> [Short problem] Repeat each line of the material exactly.

> [Records shown]

══════════════════════════════

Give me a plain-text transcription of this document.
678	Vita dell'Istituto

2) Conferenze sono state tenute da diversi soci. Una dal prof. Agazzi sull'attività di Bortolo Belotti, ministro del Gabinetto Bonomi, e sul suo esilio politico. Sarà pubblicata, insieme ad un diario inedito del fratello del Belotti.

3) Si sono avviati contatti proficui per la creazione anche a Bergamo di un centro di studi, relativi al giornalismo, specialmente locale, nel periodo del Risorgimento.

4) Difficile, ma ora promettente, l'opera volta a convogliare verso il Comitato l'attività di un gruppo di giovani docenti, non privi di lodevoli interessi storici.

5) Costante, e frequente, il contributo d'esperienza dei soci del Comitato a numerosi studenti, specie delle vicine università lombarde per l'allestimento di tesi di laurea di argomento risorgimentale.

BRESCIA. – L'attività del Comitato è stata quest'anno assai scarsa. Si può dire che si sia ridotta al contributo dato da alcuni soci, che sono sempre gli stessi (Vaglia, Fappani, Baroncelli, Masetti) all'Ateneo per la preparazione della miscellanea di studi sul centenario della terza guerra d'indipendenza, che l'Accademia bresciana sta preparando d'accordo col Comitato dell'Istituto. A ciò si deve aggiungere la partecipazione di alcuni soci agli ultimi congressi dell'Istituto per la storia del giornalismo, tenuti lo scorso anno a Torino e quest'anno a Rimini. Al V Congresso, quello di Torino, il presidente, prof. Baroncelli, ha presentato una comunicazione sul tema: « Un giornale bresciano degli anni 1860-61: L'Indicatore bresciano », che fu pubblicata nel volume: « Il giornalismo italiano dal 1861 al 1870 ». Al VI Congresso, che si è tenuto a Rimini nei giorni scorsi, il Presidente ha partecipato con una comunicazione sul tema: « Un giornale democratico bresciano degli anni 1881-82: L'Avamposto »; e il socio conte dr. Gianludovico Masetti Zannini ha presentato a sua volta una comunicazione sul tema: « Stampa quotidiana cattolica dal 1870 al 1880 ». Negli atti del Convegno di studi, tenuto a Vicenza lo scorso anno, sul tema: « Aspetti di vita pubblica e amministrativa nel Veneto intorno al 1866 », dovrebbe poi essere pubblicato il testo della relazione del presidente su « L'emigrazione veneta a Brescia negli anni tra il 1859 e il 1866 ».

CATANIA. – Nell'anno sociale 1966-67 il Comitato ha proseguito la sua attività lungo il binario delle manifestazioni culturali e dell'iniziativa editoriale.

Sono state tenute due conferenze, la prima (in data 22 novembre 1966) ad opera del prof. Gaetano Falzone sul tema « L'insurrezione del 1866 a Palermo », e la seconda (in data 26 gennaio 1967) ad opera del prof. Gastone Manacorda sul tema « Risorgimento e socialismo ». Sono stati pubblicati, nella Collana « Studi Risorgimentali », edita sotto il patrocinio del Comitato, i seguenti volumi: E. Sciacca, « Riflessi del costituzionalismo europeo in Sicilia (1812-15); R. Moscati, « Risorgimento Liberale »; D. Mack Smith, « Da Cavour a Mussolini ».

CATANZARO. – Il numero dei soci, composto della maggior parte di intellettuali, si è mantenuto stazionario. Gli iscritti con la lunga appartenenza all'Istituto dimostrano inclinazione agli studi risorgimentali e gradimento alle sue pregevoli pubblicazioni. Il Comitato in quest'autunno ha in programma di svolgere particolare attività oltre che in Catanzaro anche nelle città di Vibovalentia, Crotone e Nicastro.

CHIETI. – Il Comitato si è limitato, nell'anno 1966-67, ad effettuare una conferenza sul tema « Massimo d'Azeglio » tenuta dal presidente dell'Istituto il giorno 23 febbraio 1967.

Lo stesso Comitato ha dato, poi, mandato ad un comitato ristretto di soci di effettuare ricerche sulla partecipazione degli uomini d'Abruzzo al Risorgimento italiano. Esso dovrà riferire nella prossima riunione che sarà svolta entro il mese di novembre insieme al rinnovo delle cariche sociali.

══════════════════════════════

> [Answer to this problem]
Give me a plain-text transcription of this document.
678	Vita dell'Istituto

2) Conferenze sono state tenute da diversi soci. Una dal prof. Agazzi sull'attività di Bortolo Belotti, ministro del Gabinetto Bonomi, e sul suo esilio politico. Sarà pubblicata, insieme ad un diario inedito del fratello del Belotti.

3) Si sono avviati contatti proficui per la creazione anche a Bergamo di un centro di studi, relativi al giornalismo, specialmente locale, nel periodo del Risorgimento.

4) Difficile, ma ora promettente, l'opera volta a convogliare verso il Comitato l'attività di un gruppo di giovani docenti, non privi di lodevoli interessi storici.

5) Costante, e frequente, il contributo d'esperienza dei soci del Comitato a numerosi studenti, specie delle vicine università lombarde per l'allestimento di tesi di laurea di argomento risorgimentale.

BRESCIA. – L'attività del Comitato è stata quest'anno assai scarsa. Si può dire che si sia ridotta al contributo dato da alcuni soci, che sono sempre gli stessi (Vaglia, Fappani, Baroncelli, Masetti) all'Ateneo per la preparazione della miscellanea di studi sul centenario della terza guerra d'indipendenza, che l'Accademia bresciana sta preparando d'accordo col Comitato dell'Istituto. A ciò si deve aggiungere la partecipazione di alcuni soci agli ultimi congressi dell'Istituto per la storia del giornalismo, tenuti lo scorso anno a Torino e quest'anno a Rimini. Al V Congresso, quello di Torino, il presidente, prof. Baroncelli, ha presentato una comunicazione sul tema: « Un giornale bresciano degli anni 1860-61: L'Indicatore bresciano », che fu pubblicata nel volume: « Il giornalismo italiano dal 1861 al 1870 ». Al VI Congresso, che si è tenuto a Rimini nei giorni scorsi, il Presidente ha partecipato con una comunicazione sul tema: « Un giornale democratico bresciano degli anni 1881-82: L'Avamposto »; e il socio conte dr. Gianludovico Masetti Zannini ha presentato a sua volta una comunicazione sul tema: « Stampa quotidiana cattolica dal 1870 al 1880 ». Negli atti del Convegno di studi, tenuto a Vicenza lo scorso anno, sul tema: « Aspetti di vita pubblica e amministrativa nel Veneto intorno al 1866 », dovrebbe poi essere pubblicato il testo della relazione del presidente su « L'emigrazione veneta a Brescia negli anni tra il 1859 e il 1866 ».

CATANIA. – Nell'anno sociale 1966-67 il Comitato ha proseguito la sua attività lungo il binario delle manifestazioni culturali e dell'iniziativa editoriale.

Sono state tenute due conferenze, la prima (in data 22 novembre 1966) ad opera del prof. Gaetano Falzone sul tema « L'insurrezione del 1866 a Palermo », e la seconda (in data 26 gennaio 1967) ad opera del prof. Gastone Manacorda sul tema « Risorgimento e socialismo ». Sono stati pubblicati, nella Collana « Studi Risorgimentali », edita sotto il patrocinio del Comitato, i seguenti volumi: E. Sciacca, « Riflessi del costituzionalismo europeo in Sicilia (1812-15); R. Moscati, « Risorgimento Liberale »; D. Mack Smith, « Da Cavour a Mussolini ».

CATANZARO. – Il numero dei soci, composto della maggior parte di intellettuali, si è mantenuto stazionario. Gli iscritti con la lunga appartenenza all'Istituto dimostrano inclinazione agli studi risorgimentali e gradimento alle sue pregevoli pubblicazioni. Il Comitato in quest'autunno ha in programma di svolgere particolare attività oltre che in Catanzaro anche nelle città di Vibovalentia, Crotone e Nicastro.

CHIETI. – Il Comitato si è limitato, nell'anno 1966-67, ad effettuare una conferenza sul tema « Massimo d'Azeglio » tenuta dal presidente dell'Istituto il giorno 23 febbraio 1967.

Lo stesso Comitato ha dato, poi, mandato ad un comitato ristretto di soci di effettuare ricerche sulla partecipazione degli uomini d'Abruzzo al Risorgimento italiano. Esso dovrà riferire nella prossima riunione che sarà svolta entro il mese di novembre insieme al rinnovo delle cariche sociali.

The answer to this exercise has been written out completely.